### Records that describe figures
** Start **

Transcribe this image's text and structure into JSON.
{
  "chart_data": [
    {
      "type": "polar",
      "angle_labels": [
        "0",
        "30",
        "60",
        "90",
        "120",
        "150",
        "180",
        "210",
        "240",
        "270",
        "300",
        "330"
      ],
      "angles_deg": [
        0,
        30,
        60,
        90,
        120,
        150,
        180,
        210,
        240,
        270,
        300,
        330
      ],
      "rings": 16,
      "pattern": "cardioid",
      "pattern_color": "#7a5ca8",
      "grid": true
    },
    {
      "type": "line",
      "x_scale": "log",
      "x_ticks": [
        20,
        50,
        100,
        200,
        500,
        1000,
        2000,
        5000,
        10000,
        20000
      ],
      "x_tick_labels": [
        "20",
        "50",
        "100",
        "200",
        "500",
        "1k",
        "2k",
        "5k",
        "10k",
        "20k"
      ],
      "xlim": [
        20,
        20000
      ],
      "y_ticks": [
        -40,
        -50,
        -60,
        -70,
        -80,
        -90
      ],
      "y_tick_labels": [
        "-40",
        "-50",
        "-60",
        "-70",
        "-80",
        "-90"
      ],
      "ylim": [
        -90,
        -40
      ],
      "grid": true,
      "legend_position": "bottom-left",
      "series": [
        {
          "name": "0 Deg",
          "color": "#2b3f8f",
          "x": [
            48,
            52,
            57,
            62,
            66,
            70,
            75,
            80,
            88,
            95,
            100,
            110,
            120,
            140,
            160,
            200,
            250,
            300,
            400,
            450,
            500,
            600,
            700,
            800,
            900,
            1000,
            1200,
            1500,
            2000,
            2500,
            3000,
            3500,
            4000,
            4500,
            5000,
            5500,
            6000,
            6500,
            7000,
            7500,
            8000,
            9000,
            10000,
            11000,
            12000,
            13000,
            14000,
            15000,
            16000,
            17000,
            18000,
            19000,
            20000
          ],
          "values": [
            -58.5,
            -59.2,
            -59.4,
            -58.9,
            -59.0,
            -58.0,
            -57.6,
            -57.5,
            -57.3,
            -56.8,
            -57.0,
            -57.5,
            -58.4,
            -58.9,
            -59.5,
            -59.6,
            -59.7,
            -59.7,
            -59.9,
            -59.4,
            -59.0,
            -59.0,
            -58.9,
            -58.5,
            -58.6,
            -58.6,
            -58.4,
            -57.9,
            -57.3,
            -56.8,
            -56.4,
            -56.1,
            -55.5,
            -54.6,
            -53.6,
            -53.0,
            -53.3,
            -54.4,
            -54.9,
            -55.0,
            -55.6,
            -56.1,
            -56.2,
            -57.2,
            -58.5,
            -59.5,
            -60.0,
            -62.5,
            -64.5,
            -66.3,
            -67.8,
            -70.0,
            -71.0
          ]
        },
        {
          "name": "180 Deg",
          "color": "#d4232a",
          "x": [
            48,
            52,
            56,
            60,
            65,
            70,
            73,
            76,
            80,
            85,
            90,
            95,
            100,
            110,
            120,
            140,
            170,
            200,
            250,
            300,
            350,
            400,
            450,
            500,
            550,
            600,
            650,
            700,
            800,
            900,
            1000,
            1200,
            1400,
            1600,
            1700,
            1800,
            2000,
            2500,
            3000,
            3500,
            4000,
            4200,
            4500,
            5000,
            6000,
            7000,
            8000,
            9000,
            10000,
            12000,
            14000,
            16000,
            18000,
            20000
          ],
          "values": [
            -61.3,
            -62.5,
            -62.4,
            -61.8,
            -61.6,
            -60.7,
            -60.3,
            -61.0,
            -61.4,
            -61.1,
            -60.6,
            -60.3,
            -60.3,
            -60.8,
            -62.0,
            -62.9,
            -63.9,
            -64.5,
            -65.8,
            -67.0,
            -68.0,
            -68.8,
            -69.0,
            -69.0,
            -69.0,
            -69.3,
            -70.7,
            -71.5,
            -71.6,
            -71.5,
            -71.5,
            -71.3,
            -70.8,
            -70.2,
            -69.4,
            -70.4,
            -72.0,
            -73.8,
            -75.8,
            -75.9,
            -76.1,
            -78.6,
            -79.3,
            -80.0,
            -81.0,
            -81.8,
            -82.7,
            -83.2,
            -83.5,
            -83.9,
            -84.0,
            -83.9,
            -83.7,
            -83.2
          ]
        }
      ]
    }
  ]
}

** End **

### Exercise requirements
Repeat the records exactly, including every line.

### Task answer
Transcribe this image's text and structure into JSON.
{
  "chart_data": [
    {
      "type": "polar",
      "angle_labels": [
        "0",
        "30",
        "60",
        "90",
        "120",
        "150",
        "180",
        "210",
        "240",
        "270",
        "300",
        "330"
      ],
      "angles_deg": [
        0,
        30,
        60,
        90,
        120,
        150,
        180,
        210,
        240,
        270,
        300,
        330
      ],
      "rings": 16,
      "pattern": "cardioid",
      "pattern_color": "#7a5ca8",
      "grid": true
    },
    {
      "type": "line",
      "x_scale": "log",
      "x_ticks": [
        20,
        50,
        100,
        200,
        500,
        1000,
        2000,
        5000,
        10000,
        20000
      ],
      "x_tick_labels": [
        "20",
        "50",
        "100",
        "200",
        "500",
        "1k",
        "2k",
        "5k",
        "10k",
        "20k"
      ],
      "xlim": [
        20,
        20000
      ],
      "y_ticks": [
        -40,
        -50,
        -60,
        -70,
        -80,
        -90
      ],
      "y_tick_labels": [
        "-40",
        "-50",
        "-60",
        "-70",
        "-80",
        "-90"
      ],
      "ylim": [
        -90,
        -40
      ],
      "grid": true,
      "legend_position": "bottom-left",
      "series": [
        {
          "name": "0 Deg",
          "color": "#2b3f8f",
          "x": [
            48,
            52,
            57,
            62,
            66,
            70,
            75,
            80,
            88,
            95,
            100,
            110,
            120,
            140,
            160,
            200,
            250,
            300,
            400,
            450,
            500,
            600,
            700,
            800,
            900,
            1000,
            1200,
            1500,
            2000,
            2500,
            3000,
            3500,
            4000,
            4500,
            5000,
            5500,
            6000,
            6500,
            7000,
            7500,
            8000,
            9000,
            10000,
            11000,
            12000,
            13000,
            14000,
            15000,
            16000,
            17000,
            18000,
            19000,
            20000
          ],
          "values": [
            -58.5,
            -59.2,
            -59.4,
            -58.9,
            -59.0,
            -58.0,
            -57.6,
            -57.5,
            -57.3,
            -56.8,
            -57.0,
            -57.5,
            -58.4,
            -58.9,
            -59.5,
            -59.6,
            -59.7,
            -59.7,
            -59.9,
            -59.4,
            -59.0,
            -59.0,
            -58.9,
            -58.5,
            -58.6,
            -58.6,
            -58.4,
            -57.9,
            -57.3,
            -56.8,
            -56.4,
            -56.1,
            -55.5,
            -54.6,
            -53.6,
            -53.0,
            -53.3,
            -54.4,
            -54.9,
            -55.0,
            -55.6,
            -56.1,
            -56.2,
            -57.2,
            -58.5,
            -59.5,
            -60.0,
            -62.5,
            -64.5,
            -66.3,
            -67.8,
            -70.0,
            -71.0
          ]
        },
        {
          "name": "180 Deg",
          "color": "#d4232a",
          "x": [
            48,
            52,
            56,
            60,
            65,
            70,
            73,
            76,
            80,
            85,
            90,
            95,
            100,
            110,
            120,
            140,
            170,
            200,
            250,
            300,
            350,
            400,
            450,
            500,
            550,
            600,
            650,
            700,
            800,
            900,
            1000,
            1200,
            1400,
            1600,
            1700,
            1800,
            2000,
            2500,
            3000,
            3500,
            4000,
            4200,
            4500,
            5000,
            6000,
            7000,
            8000,
            9000,
            10000,
            12000,
            14000,
            16000,
            18000,
            20000
          ],
          "values": [
            -61.3,
            -62.5,
            -62.4,
            -61.8,
            -61.6,
            -60.7,
            -60.3,
            -61.0,
            -61.4,
            -61.1,
            -60.6,
            -60.3,
            -60.3,
            -60.8,
            -62.0,
            -62.9,
            -63.9,
            -64.5,
            -65.8,
            -67.0,
            -68.0,
            -68.8,
            -69.0,
            -69.0,
            -69.0,
            -69.3,
            -70.7,
            -71.5,
            -71.6,
            -71.5,
            -71.5,
            -71.3,
            -70.8,
            -70.2,
            -69.4,
            -70.4,
            -72.0,
            -73.8,
            -75.8,
            -75.9,
            -76.1,
            -78.6,
            -79.3,
            -80.0,
            -81.0,
            -81.8,
            -82.7,
            -83.2,
            -83.5,
            -83.9,
            -84.0,
            -83.9,
            -83.7,
            -83.2
          ]
        }
      ]
    }
  ]
}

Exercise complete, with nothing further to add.